**Your goal:** From the listing below, select every line where the word "name" appears.

-- START OF Data listing --

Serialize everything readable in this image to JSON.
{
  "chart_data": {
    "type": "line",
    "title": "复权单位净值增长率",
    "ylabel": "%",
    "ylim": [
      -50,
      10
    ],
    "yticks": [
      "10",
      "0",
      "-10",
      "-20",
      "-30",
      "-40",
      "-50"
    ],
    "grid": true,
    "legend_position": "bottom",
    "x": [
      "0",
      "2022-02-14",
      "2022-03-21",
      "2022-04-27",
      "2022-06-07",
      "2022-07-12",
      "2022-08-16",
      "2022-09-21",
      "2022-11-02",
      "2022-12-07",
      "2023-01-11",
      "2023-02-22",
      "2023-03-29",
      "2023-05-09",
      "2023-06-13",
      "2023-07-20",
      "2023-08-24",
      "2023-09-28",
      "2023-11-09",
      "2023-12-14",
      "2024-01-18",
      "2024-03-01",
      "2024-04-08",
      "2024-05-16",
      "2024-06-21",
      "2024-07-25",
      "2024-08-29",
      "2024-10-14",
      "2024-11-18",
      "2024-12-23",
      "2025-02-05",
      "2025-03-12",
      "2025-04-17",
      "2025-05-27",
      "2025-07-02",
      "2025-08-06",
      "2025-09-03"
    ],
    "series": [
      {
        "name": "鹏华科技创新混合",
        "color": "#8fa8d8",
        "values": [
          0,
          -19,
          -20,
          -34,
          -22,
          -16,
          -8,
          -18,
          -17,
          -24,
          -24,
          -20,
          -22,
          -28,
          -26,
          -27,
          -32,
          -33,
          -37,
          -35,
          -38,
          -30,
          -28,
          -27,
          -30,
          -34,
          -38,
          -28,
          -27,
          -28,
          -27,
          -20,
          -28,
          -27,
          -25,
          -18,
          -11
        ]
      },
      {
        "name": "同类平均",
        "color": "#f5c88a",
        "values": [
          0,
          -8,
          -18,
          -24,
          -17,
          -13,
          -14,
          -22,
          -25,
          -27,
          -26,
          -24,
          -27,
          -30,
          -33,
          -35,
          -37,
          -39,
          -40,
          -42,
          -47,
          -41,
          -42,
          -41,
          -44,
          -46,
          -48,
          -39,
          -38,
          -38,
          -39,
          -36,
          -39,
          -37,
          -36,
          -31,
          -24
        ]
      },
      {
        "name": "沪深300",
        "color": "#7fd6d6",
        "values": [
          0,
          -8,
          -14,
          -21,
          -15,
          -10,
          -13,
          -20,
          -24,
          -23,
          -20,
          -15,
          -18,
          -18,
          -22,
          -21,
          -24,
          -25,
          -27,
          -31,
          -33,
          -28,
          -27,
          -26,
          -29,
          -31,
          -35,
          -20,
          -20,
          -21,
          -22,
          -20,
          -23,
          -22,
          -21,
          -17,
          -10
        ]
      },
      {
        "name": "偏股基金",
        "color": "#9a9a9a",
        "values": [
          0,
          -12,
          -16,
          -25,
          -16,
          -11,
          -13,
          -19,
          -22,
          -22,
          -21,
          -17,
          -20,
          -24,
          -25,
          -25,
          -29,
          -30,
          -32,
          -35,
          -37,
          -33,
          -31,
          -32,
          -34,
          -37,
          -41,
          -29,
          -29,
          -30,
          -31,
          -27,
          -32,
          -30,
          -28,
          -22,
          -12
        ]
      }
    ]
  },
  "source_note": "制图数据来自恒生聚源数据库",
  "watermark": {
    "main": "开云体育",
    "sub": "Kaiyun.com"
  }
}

-- END OF Data listing --

**Output of the exercise:**
        "name": "鹏华科技创新混合",
        "name": "同类平均",
        "name": "沪深300",
        "name": "偏股基金",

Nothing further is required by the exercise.